Data listing:

## Begin

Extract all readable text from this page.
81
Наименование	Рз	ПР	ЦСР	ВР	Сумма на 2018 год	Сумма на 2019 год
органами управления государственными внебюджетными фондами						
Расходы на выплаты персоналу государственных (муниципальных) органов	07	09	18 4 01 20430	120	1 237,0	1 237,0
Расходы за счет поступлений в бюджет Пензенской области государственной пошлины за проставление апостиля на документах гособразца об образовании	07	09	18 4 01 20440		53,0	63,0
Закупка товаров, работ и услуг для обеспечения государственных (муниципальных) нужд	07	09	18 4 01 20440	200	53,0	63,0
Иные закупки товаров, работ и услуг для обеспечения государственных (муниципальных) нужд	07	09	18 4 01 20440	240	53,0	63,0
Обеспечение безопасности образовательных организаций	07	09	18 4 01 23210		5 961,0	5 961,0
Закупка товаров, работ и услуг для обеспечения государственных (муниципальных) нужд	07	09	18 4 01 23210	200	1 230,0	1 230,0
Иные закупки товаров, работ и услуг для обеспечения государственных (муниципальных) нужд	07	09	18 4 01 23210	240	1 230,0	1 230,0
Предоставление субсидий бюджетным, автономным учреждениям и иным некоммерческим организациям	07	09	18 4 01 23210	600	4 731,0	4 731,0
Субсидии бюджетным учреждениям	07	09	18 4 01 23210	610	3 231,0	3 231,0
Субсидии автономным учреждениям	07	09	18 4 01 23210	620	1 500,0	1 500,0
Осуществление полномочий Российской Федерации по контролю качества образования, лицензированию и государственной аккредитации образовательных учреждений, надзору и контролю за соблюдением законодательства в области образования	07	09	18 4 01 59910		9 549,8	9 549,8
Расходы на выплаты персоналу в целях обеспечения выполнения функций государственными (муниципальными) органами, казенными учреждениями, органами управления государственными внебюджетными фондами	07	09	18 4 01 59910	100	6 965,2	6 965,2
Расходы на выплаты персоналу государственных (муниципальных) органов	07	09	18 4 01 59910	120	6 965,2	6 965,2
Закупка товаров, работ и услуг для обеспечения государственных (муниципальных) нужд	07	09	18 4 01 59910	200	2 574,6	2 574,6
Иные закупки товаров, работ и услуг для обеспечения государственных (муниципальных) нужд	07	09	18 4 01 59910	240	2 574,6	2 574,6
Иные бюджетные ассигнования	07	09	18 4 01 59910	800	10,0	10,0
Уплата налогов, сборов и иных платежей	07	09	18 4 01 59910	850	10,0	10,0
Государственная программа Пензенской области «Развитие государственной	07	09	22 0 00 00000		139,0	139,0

## End

Restate all of the entries above precisely.

Extract all readable text from this page.
81
Наименование	Рз	ПР	ЦСР	ВР	Сумма на 2018 год	Сумма на 2019 год
органами управления государственными внебюджетными фондами						
Расходы на выплаты персоналу государственных (муниципальных) органов	07	09	18 4 01 20430	120	1 237,0	1 237,0
Расходы за счет поступлений в бюджет Пензенской области государственной пошлины за проставление апостиля на документах гособразца об образовании	07	09	18 4 01 20440		53,0	63,0
Закупка товаров, работ и услуг для обеспечения государственных (муниципальных) нужд	07	09	18 4 01 20440	200	53,0	63,0
Иные закупки товаров, работ и услуг для обеспечения государственных (муниципальных) нужд	07	09	18 4 01 20440	240	53,0	63,0
Обеспечение безопасности образовательных организаций	07	09	18 4 01 23210		5 961,0	5 961,0
Закупка товаров, работ и услуг для обеспечения государственных (муниципальных) нужд	07	09	18 4 01 23210	200	1 230,0	1 230,0
Иные закупки товаров, работ и услуг для обеспечения государственных (муниципальных) нужд	07	09	18 4 01 23210	240	1 230,0	1 230,0
Предоставление субсидий бюджетным, автономным учреждениям и иным некоммерческим организациям	07	09	18 4 01 23210	600	4 731,0	4 731,0
Субсидии бюджетным учреждениям	07	09	18 4 01 23210	610	3 231,0	3 231,0
Субсидии автономным учреждениям	07	09	18 4 01 23210	620	1 500,0	1 500,0
Осуществление полномочий Российской Федерации по контролю качества образования, лицензированию и государственной аккредитации образовательных учреждений, надзору и контролю за соблюдением законодательства в области образования	07	09	18 4 01 59910		9 549,8	9 549,8
Расходы на выплаты персоналу в целях обеспечения выполнения функций государственными (муниципальными) органами, казенными учреждениями, органами управления государственными внебюджетными фондами	07	09	18 4 01 59910	100	6 965,2	6 965,2
Расходы на выплаты персоналу государственных (муниципальных) органов	07	09	18 4 01 59910	120	6 965,2	6 965,2
Закупка товаров, работ и услуг для обеспечения государственных (муниципальных) нужд	07	09	18 4 01 59910	200	2 574,6	2 574,6
Иные закупки товаров, работ и услуг для обеспечения государственных (муниципальных) нужд	07	09	18 4 01 59910	240	2 574,6	2 574,6
Иные бюджетные ассигнования	07	09	18 4 01 59910	800	10,0	10,0
Уплата налогов, сборов и иных платежей	07	09	18 4 01 59910	850	10,0	10,0
Государственная программа Пензенской области «Развитие государственной	07	09	22 0 00 00000		139,0	139,0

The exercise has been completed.